- [SET TASK] Every record must be repeated exactly; omit any pictures they contain.

- [EXERCISE INPUT]
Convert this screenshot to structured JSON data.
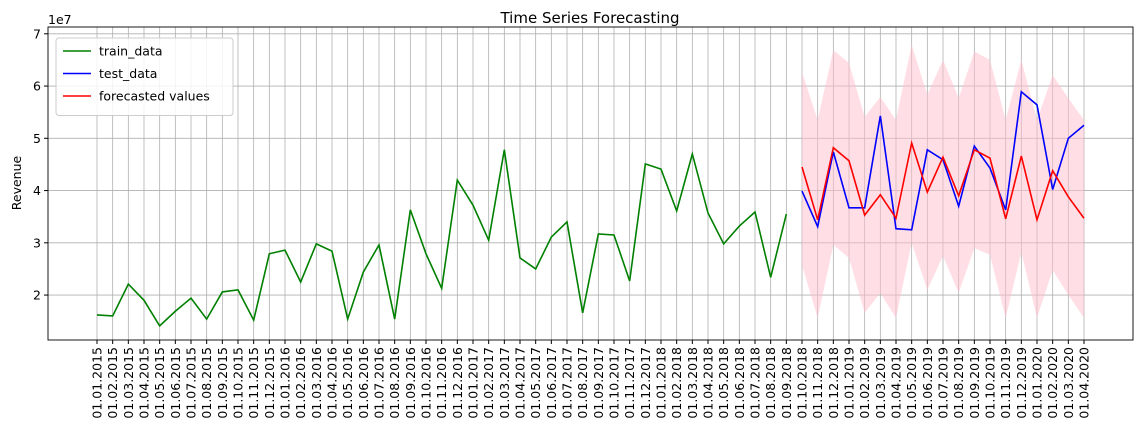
{
  "chart_data": {
    "type": "line",
    "title": "Time Series Forecasting",
    "y_label": "Revenue",
    "offset_label": "1e7",
    "categories": [
      "01.01.2015",
      "01.02.2015",
      "01.03.2015",
      "01.04.2015",
      "01.05.2015",
      "01.06.2015",
      "01.07.2015",
      "01.08.2015",
      "01.09.2015",
      "01.10.2015",
      "01.11.2015",
      "01.12.2015",
      "01.01.2016",
      "01.02.2016",
      "01.03.2016",
      "01.04.2016",
      "01.05.2016",
      "01.06.2016",
      "01.07.2016",
      "01.08.2016",
      "01.09.2016",
      "01.10.2016",
      "01.11.2016",
      "01.12.2016",
      "01.01.2017",
      "01.02.2017",
      "01.03.2017",
      "01.04.2017",
      "01.05.2017",
      "01.06.2017",
      "01.07.2017",
      "01.08.2017",
      "01.09.2017",
      "01.10.2017",
      "01.11.2017",
      "01.12.2017",
      "01.01.2018",
      "01.02.2018",
      "01.03.2018",
      "01.04.2018",
      "01.05.2018",
      "01.06.2018",
      "01.07.2018",
      "01.08.2018",
      "01.09.2018",
      "01.10.2018",
      "01.11.2018",
      "01.12.2018",
      "01.01.2019",
      "01.02.2019",
      "01.03.2019",
      "01.04.2019",
      "01.05.2019",
      "01.06.2019",
      "01.07.2019",
      "01.08.2019",
      "01.09.2019",
      "01.10.2019",
      "01.11.2019",
      "01.12.2019",
      "01.01.2020",
      "01.02.2020",
      "01.03.2020",
      "01.04.2020"
    ],
    "series": [
      {
        "name": "train_data",
        "color": "#008000",
        "values": [
          1.62,
          1.6,
          2.21,
          1.9,
          1.41,
          1.69,
          1.94,
          1.54,
          2.06,
          2.1,
          1.52,
          2.79,
          2.86,
          2.25,
          2.98,
          2.84,
          1.54,
          2.44,
          2.96,
          1.54,
          3.63,
          2.79,
          2.13,
          4.2,
          3.72,
          3.05,
          4.78,
          2.71,
          2.5,
          3.11,
          3.4,
          1.66,
          3.17,
          3.15,
          2.27,
          4.51,
          4.41,
          3.61,
          4.7,
          3.57,
          2.98,
          3.32,
          3.59,
          2.34,
          3.55,
          null,
          null,
          null,
          null,
          null,
          null,
          null,
          null,
          null,
          null,
          null,
          null,
          null,
          null,
          null,
          null,
          null,
          null,
          null
        ]
      },
      {
        "name": "test_data",
        "color": "#0000ff",
        "values": [
          null,
          null,
          null,
          null,
          null,
          null,
          null,
          null,
          null,
          null,
          null,
          null,
          null,
          null,
          null,
          null,
          null,
          null,
          null,
          null,
          null,
          null,
          null,
          null,
          null,
          null,
          null,
          null,
          null,
          null,
          null,
          null,
          null,
          null,
          null,
          null,
          null,
          null,
          null,
          null,
          null,
          null,
          null,
          null,
          null,
          3.99,
          3.31,
          4.74,
          3.67,
          3.67,
          5.43,
          3.27,
          3.25,
          4.78,
          4.59,
          3.7,
          4.85,
          4.43,
          3.63,
          5.89,
          5.64,
          4.02,
          5.0,
          5.25
        ]
      },
      {
        "name": "forecasted values",
        "color": "#ff0000",
        "values": [
          null,
          null,
          null,
          null,
          null,
          null,
          null,
          null,
          null,
          null,
          null,
          null,
          null,
          null,
          null,
          null,
          null,
          null,
          null,
          null,
          null,
          null,
          null,
          null,
          null,
          null,
          null,
          null,
          null,
          null,
          null,
          null,
          null,
          null,
          null,
          null,
          null,
          null,
          null,
          null,
          null,
          null,
          null,
          null,
          null,
          4.45,
          3.44,
          4.82,
          4.57,
          3.53,
          3.92,
          3.47,
          4.91,
          3.97,
          4.64,
          3.9,
          4.78,
          4.62,
          3.46,
          4.66,
          3.44,
          4.38,
          3.88,
          3.47
        ]
      }
    ],
    "interval": {
      "color": "#ffc0cb",
      "upper": [
        null,
        null,
        null,
        null,
        null,
        null,
        null,
        null,
        null,
        null,
        null,
        null,
        null,
        null,
        null,
        null,
        null,
        null,
        null,
        null,
        null,
        null,
        null,
        null,
        null,
        null,
        null,
        null,
        null,
        null,
        null,
        null,
        null,
        null,
        null,
        null,
        null,
        null,
        null,
        null,
        null,
        null,
        null,
        null,
        null,
        6.27,
        5.35,
        6.69,
        6.44,
        5.41,
        5.79,
        5.35,
        6.79,
        5.83,
        6.5,
        5.77,
        6.66,
        6.5,
        5.35,
        6.5,
        5.35,
        6.21,
        5.77,
        5.35
      ],
      "lower": [
        null,
        null,
        null,
        null,
        null,
        null,
        null,
        null,
        null,
        null,
        null,
        null,
        null,
        null,
        null,
        null,
        null,
        null,
        null,
        null,
        null,
        null,
        null,
        null,
        null,
        null,
        null,
        null,
        null,
        null,
        null,
        null,
        null,
        null,
        null,
        null,
        null,
        null,
        null,
        null,
        null,
        null,
        null,
        null,
        null,
        2.57,
        1.56,
        2.96,
        2.71,
        1.66,
        2.04,
        1.56,
        3.0,
        2.1,
        2.75,
        2.04,
        2.9,
        2.77,
        1.56,
        2.82,
        1.56,
        2.48,
        2.0,
        1.56
      ]
    },
    "ylim": [
      1.14,
      7.13
    ],
    "yticks": [
      2,
      3,
      4,
      5,
      6,
      7
    ],
    "grid": true,
    "legend": "upper left"
  }
}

- [OUTPUT OF THE EXERCISE]
Convert this screenshot to structured JSON data.
{
  "chart_data": {
    "type": "line",
    "title": "Time Series Forecasting",
    "y_label": "Revenue",
    "offset_label": "1e7",
    "categories": [
      "01.01.2015",
      "01.02.2015",
      "01.03.2015",
      "01.04.2015",
      "01.05.2015",
      "01.06.2015",
      "01.07.2015",
      "01.08.2015",
      "01.09.2015",
      "01.10.2015",
      "01.11.2015",
      "01.12.2015",
      "01.01.2016",
      "01.02.2016",
      "01.03.2016",
      "01.04.2016",
      "01.05.2016",
      "01.06.2016",
      "01.07.2016",
      "01.08.2016",
      "01.09.2016",
      "01.10.2016",
      "01.11.2016",
      "01.12.2016",
      "01.01.2017",
      "01.02.2017",
      "01.03.2017",
      "01.04.2017",
      "01.05.2017",
      "01.06.2017",
      "01.07.2017",
      "01.08.2017",
      "01.09.2017",
      "01.10.2017",
      "01.11.2017",
      "01.12.2017",
      "01.01.2018",
      "01.02.2018",
      "01.03.2018",
      "01.04.2018",
      "01.05.2018",
      "01.06.2018",
      "01.07.2018",
      "01.08.2018",
      "01.09.2018",
      "01.10.2018",
      "01.11.2018",
      "01.12.2018",
      "01.01.2019",
      "01.02.2019",
      "01.03.2019",
      "01.04.2019",
      "01.05.2019",
      "01.06.2019",
      "01.07.2019",
      "01.08.2019",
      "01.09.2019",
      "01.10.2019",
      "01.11.2019",
      "01.12.2019",
      "01.01.2020",
      "01.02.2020",
      "01.03.2020",
      "01.04.2020"
    ],
    "series": [
      {
        "name": "train_data",
        "color": "#008000",
        "values": [
          1.62,
          1.6,
          2.21,
          1.9,
          1.41,
          1.69,
          1.94,
          1.54,
          2.06,
          2.1,
          1.52,
          2.79,
          2.86,
          2.25,
          2.98,
          2.84,
          1.54,
          2.44,
          2.96,
          1.54,
          3.63,
          2.79,
          2.13,
          4.2,
          3.72,
          3.05,
          4.78,
          2.71,
          2.5,
          3.11,
          3.4,
          1.66,
          3.17,
          3.15,
          2.27,
          4.51,
          4.41,
          3.61,
          4.7,
          3.57,
          2.98,
          3.32,
          3.59,
          2.34,
          3.55,
          null,
          null,
          null,
          null,
          null,
          null,
          null,
          null,
          null,
          null,
          null,
          null,
          null,
          null,
          null,
          null,
          null,
          null,
          null
        ]
      },
      {
        "name": "test_data",
        "color": "#0000ff",
        "values": [
          null,
          null,
          null,
          null,
          null,
          null,
          null,
          null,
          null,
          null,
          null,
          null,
          null,
          null,
          null,
          null,
          null,
          null,
          null,
          null,
          null,
          null,
          null,
          null,
          null,
          null,
          null,
          null,
          null,
          null,
          null,
          null,
          null,
          null,
          null,
          null,
          null,
          null,
          null,
          null,
          null,
          null,
          null,
          null,
          null,
          3.99,
          3.31,
          4.74,
          3.67,
          3.67,
          5.43,
          3.27,
          3.25,
          4.78,
          4.59,
          3.7,
          4.85,
          4.43,
          3.63,
          5.89,
          5.64,
          4.02,
          5.0,
          5.25
        ]
      },
      {
        "name": "forecasted values",
        "color": "#ff0000",
        "values": [
          null,
          null,
          null,
          null,
          null,
          null,
          null,
          null,
          null,
          null,
          null,
          null,
          null,
          null,
          null,
          null,
          null,
          null,
          null,
          null,
          null,
          null,
          null,
          null,
          null,
          null,
          null,
          null,
          null,
          null,
          null,
          null,
          null,
          null,
          null,
          null,
          null,
          null,
          null,
          null,
          null,
          null,
          null,
          null,
          null,
          4.45,
          3.44,
          4.82,
          4.57,
          3.53,
          3.92,
          3.47,
          4.91,
          3.97,
          4.64,
          3.9,
          4.78,
          4.62,
          3.46,
          4.66,
          3.44,
          4.38,
          3.88,
          3.47
        ]
      }
    ],
    "interval": {
      "color": "#ffc0cb",
      "upper": [
        null,
        null,
        null,
        null,
        null,
        null,
        null,
        null,
        null,
        null,
        null,
        null,
        null,
        null,
        null,
        null,
        null,
        null,
        null,
        null,
        null,
        null,
        null,
        null,
        null,
        null,
        null,
        null,
        null,
        null,
        null,
        null,
        null,
        null,
        null,
        null,
        null,
        null,
        null,
        null,
        null,
        null,
        null,
        null,
        null,
        6.27,
        5.35,
        6.69,
        6.44,
        5.41,
        5.79,
        5.35,
        6.79,
        5.83,
        6.5,
        5.77,
        6.66,
        6.5,
        5.35,
        6.5,
        5.35,
        6.21,
        5.77,
        5.35
      ],
      "lower": [
        null,
        null,
        null,
        null,
        null,
        null,
        null,
        null,
        null,
        null,
        null,
        null,
        null,
        null,
        null,
        null,
        null,
        null,
        null,
        null,
        null,
        null,
        null,
        null,
        null,
        null,
        null,
        null,
        null,
        null,
        null,
        null,
        null,
        null,
        null,
        null,
        null,
        null,
        null,
        null,
        null,
        null,
        null,
        null,
        null,
        2.57,
        1.56,
        2.96,
        2.71,
        1.66,
        2.04,
        1.56,
        3.0,
        2.1,
        2.75,
        2.04,
        2.9,
        2.77,
        1.56,
        2.82,
        1.56,
        2.48,
        2.0,
        1.56
      ]
    },
    "ylim": [
      1.14,
      7.13
    ],
    "yticks": [
      2,
      3,
      4,
      5,
      6,
      7
    ],
    "grid": true,
    "legend": "upper left"
  }
}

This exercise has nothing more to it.